TASK INSTRUCTIONS:
Each line that holds the word "Vrms" counts once; give the total number of such lines and nothing else.

SUPPLIED DATA:
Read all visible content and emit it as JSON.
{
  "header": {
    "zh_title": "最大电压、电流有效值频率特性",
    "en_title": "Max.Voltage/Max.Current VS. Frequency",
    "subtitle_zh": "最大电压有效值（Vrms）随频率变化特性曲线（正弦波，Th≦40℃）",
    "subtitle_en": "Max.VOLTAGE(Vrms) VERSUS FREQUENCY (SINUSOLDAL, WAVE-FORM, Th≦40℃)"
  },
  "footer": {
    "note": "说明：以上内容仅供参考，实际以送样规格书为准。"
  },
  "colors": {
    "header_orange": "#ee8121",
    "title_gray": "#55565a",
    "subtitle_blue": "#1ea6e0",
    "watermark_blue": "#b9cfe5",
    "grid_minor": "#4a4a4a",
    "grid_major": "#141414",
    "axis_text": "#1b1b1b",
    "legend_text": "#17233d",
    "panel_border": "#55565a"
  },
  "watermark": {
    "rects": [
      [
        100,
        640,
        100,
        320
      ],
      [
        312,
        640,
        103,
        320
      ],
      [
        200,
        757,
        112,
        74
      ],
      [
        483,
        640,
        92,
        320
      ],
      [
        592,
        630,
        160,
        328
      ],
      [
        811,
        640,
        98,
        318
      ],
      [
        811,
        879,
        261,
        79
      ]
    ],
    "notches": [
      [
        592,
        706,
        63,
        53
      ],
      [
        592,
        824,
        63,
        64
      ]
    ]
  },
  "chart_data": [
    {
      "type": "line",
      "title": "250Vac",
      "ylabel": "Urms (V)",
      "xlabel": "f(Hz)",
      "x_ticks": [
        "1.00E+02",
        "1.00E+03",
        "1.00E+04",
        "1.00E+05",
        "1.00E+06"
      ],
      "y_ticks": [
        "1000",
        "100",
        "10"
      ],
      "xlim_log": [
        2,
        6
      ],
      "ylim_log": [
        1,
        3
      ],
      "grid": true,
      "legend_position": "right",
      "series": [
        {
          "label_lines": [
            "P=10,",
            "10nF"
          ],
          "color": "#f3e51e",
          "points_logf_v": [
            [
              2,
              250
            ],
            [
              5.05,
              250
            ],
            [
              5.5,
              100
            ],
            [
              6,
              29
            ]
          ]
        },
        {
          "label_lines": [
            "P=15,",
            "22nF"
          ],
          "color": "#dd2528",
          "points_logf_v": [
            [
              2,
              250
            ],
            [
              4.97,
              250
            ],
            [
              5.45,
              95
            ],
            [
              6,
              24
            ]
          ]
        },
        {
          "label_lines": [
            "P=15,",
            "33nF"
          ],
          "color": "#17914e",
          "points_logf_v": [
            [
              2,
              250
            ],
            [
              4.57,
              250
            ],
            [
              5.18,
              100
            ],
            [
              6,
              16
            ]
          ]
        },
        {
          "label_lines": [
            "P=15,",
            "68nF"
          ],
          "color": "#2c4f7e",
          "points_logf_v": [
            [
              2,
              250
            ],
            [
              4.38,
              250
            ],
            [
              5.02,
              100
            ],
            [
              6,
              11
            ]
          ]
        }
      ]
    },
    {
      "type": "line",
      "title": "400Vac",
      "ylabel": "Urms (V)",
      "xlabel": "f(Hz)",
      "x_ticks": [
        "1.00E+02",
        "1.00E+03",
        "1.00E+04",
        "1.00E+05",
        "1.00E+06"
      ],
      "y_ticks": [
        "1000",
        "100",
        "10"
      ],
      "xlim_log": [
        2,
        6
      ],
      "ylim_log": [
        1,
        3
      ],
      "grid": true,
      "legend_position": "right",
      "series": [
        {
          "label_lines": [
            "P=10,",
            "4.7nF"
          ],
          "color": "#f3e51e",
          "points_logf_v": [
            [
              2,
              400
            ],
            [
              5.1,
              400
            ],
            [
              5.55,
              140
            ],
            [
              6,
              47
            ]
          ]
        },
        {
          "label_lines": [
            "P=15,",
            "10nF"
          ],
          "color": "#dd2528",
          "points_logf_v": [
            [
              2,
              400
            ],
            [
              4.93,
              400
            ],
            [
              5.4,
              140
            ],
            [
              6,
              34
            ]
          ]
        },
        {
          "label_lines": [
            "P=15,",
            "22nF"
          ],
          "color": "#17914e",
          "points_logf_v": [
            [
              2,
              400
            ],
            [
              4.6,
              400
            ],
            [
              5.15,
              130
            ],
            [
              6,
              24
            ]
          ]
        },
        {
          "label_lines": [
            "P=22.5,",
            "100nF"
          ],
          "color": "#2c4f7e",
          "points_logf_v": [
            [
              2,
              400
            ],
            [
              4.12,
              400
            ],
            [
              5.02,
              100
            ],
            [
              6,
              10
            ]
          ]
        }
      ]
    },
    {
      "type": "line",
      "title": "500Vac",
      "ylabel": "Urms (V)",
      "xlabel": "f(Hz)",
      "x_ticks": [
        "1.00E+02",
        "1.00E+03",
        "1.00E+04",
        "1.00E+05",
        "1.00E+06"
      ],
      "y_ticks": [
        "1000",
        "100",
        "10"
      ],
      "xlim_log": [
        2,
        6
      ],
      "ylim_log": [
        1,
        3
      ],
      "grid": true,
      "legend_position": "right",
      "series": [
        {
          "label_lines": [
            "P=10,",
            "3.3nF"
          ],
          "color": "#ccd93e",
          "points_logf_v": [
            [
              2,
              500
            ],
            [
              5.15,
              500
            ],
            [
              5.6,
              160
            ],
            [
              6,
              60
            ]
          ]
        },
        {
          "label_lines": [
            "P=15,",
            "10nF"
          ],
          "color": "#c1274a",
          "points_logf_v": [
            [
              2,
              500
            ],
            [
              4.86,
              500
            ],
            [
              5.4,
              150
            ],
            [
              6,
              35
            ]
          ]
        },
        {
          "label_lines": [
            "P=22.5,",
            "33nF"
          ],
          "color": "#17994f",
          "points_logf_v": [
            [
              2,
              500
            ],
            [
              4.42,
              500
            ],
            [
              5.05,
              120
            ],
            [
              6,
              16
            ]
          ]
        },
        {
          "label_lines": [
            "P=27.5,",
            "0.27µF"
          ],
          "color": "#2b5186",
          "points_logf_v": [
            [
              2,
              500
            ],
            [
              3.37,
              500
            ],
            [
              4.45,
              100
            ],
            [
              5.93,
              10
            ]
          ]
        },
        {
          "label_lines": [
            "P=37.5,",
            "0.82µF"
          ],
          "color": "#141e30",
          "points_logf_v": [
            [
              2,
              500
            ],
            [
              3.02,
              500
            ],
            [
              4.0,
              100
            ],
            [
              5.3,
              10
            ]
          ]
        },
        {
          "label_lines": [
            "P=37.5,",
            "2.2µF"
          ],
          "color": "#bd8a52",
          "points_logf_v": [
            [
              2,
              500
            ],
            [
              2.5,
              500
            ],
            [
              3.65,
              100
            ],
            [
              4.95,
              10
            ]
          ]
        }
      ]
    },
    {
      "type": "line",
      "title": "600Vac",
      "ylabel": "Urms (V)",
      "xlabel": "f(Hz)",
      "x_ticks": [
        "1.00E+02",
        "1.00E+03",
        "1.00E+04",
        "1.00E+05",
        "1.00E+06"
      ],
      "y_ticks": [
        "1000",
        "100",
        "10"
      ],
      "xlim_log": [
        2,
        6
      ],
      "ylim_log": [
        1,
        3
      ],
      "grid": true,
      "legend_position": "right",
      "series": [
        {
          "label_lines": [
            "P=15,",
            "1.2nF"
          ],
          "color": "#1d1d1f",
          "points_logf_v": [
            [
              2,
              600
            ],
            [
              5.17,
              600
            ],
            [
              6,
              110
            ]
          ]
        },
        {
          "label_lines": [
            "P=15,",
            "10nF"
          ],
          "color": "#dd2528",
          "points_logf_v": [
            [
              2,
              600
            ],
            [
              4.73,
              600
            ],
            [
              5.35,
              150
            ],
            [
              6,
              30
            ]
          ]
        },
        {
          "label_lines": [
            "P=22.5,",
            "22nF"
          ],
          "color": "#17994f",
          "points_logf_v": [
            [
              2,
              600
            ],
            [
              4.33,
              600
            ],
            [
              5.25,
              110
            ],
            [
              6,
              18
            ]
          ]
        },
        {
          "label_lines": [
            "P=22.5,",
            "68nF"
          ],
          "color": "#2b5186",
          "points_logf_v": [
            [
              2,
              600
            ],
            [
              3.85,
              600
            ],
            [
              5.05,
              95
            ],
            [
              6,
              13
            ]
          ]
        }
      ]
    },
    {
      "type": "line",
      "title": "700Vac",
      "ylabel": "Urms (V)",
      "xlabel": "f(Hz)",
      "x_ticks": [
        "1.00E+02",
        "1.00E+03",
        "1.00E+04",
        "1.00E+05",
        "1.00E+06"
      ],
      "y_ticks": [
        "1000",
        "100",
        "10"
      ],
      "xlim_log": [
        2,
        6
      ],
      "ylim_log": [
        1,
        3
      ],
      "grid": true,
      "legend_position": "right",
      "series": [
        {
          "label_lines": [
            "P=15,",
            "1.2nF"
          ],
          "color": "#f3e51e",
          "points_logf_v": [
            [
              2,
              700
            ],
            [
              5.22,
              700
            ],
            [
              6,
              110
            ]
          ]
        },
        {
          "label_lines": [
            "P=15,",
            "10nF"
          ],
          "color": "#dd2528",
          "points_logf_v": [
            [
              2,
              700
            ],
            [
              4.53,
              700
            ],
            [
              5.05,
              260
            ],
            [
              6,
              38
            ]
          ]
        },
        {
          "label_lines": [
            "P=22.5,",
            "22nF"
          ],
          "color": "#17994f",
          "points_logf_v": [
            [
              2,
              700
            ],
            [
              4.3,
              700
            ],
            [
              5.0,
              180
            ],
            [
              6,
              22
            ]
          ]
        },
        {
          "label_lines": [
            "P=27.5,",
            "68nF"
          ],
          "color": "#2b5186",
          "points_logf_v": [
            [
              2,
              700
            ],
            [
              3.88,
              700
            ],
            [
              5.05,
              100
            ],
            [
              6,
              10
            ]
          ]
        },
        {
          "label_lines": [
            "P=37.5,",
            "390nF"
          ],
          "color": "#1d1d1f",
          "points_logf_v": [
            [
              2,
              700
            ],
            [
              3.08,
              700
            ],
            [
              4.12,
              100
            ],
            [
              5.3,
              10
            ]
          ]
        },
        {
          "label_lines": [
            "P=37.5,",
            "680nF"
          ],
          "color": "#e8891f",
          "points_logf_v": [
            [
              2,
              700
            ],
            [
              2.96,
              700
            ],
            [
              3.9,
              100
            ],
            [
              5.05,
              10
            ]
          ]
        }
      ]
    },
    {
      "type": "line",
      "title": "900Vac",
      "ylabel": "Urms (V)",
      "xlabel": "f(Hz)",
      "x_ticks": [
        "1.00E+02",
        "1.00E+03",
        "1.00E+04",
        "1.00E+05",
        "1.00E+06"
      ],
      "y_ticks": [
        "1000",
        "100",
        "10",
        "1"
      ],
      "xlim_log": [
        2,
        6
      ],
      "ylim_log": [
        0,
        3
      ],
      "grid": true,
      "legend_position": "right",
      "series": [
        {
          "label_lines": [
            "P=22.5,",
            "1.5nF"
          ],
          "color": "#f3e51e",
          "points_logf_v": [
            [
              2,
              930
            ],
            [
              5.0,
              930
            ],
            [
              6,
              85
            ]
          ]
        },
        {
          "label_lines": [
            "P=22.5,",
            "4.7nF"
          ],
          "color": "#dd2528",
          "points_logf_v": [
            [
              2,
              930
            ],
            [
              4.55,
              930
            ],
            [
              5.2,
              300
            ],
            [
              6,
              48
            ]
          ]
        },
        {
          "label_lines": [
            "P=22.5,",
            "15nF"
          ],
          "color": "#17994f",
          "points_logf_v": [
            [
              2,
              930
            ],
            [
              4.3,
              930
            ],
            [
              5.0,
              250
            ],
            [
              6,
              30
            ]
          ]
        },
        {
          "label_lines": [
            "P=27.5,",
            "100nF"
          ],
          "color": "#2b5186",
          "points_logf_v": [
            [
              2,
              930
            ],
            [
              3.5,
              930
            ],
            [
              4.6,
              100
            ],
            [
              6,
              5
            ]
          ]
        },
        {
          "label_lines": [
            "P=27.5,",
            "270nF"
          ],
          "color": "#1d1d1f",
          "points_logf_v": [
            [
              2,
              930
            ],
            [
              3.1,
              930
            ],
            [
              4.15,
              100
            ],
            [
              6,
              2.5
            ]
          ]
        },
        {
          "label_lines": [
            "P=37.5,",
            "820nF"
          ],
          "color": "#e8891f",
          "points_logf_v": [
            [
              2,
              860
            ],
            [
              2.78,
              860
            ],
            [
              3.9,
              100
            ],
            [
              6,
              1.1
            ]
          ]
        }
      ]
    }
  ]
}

SOLUTION TO THIS TASK:
2